» **EXERCISE PROMPT**: Your task is to locate every line holding the string "time" and to copy each of them.
[start of DATASET EXTRACT]
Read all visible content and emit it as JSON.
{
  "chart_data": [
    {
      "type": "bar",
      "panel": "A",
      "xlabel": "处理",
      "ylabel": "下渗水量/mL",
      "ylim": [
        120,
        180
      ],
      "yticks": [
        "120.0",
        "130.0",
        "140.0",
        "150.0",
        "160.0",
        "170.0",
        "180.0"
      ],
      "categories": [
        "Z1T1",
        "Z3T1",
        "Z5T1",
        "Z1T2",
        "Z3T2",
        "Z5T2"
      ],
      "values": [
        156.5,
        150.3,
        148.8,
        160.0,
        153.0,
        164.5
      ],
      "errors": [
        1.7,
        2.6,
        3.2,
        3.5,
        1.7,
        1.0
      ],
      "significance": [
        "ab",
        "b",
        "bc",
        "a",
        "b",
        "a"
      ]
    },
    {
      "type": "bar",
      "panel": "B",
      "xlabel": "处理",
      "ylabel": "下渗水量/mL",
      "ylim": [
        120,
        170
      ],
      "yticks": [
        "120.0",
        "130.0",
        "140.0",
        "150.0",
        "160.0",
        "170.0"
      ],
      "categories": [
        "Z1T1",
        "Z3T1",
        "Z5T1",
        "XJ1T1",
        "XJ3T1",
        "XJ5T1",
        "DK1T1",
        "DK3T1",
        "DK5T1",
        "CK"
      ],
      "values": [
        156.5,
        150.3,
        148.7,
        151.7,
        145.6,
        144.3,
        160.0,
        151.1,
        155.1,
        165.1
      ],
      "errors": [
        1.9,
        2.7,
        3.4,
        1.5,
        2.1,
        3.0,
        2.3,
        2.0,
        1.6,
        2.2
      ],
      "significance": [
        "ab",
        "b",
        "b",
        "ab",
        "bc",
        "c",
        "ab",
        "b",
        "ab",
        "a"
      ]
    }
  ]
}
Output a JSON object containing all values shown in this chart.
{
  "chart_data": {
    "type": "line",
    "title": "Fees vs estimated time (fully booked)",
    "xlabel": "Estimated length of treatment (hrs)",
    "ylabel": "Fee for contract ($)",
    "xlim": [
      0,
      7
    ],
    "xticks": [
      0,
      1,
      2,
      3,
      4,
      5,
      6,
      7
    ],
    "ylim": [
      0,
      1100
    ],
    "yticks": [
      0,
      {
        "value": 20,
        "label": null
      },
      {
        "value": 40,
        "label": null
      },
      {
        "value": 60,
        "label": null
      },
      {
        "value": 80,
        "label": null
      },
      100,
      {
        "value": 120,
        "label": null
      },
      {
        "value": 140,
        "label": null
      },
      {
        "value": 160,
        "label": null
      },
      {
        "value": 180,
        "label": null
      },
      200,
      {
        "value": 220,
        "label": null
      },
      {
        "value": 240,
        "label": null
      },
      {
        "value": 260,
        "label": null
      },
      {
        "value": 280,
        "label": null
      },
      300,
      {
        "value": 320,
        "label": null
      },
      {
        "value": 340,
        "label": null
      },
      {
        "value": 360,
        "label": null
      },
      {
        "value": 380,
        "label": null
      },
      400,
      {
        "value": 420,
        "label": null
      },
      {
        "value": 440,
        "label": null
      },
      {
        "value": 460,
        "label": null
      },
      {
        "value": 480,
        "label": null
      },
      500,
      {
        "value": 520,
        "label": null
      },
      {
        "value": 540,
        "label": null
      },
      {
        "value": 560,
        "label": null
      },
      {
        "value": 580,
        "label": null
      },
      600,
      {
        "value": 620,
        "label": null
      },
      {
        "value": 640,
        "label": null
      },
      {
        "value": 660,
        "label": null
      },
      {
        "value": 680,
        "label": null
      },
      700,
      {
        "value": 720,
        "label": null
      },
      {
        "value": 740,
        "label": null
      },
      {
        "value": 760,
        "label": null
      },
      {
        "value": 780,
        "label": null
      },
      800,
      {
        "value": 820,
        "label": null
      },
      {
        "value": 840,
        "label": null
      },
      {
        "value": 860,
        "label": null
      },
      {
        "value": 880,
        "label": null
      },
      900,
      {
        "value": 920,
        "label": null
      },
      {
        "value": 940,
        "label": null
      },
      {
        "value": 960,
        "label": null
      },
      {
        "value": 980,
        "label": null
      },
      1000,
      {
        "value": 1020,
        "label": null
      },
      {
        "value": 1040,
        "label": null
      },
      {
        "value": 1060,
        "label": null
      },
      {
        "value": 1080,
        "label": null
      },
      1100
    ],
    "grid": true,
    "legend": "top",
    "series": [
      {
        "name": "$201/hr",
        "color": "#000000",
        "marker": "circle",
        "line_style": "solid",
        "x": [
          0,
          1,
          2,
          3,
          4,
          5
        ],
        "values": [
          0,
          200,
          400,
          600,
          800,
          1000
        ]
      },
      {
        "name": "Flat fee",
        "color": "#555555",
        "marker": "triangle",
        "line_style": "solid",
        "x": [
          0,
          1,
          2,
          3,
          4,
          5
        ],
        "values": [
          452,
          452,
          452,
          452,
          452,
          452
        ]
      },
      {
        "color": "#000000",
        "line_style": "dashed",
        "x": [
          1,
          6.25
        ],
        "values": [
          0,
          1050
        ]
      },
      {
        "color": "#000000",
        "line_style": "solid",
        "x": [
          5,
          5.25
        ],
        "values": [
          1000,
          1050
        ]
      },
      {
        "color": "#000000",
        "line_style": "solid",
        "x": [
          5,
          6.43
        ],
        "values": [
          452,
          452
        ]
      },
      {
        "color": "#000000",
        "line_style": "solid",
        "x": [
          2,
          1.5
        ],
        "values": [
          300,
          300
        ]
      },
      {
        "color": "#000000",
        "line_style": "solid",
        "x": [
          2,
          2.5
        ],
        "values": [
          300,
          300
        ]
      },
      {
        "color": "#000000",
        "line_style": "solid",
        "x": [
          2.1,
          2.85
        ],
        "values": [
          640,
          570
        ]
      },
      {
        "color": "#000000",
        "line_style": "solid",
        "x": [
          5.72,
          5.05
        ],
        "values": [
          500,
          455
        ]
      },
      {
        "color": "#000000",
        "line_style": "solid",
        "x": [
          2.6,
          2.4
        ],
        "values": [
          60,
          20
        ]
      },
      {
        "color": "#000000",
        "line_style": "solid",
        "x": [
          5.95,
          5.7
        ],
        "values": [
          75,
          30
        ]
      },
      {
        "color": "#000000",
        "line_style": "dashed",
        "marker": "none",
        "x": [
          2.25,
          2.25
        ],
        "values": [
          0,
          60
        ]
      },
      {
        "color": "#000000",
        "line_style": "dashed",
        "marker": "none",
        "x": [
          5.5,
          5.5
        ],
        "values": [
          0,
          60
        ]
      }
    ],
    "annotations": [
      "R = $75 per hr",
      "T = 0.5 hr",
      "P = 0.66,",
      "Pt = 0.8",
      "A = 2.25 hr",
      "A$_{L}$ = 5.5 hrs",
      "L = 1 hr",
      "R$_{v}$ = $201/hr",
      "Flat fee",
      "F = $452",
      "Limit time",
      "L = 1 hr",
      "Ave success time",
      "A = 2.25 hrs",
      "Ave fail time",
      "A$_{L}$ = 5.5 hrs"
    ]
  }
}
[end of DATASET EXTRACT]
» **RESULT**:
    "title": "Fees vs estimated time (fully booked)",
      "Limit time",
      "Ave success time",
      "Ave fail time",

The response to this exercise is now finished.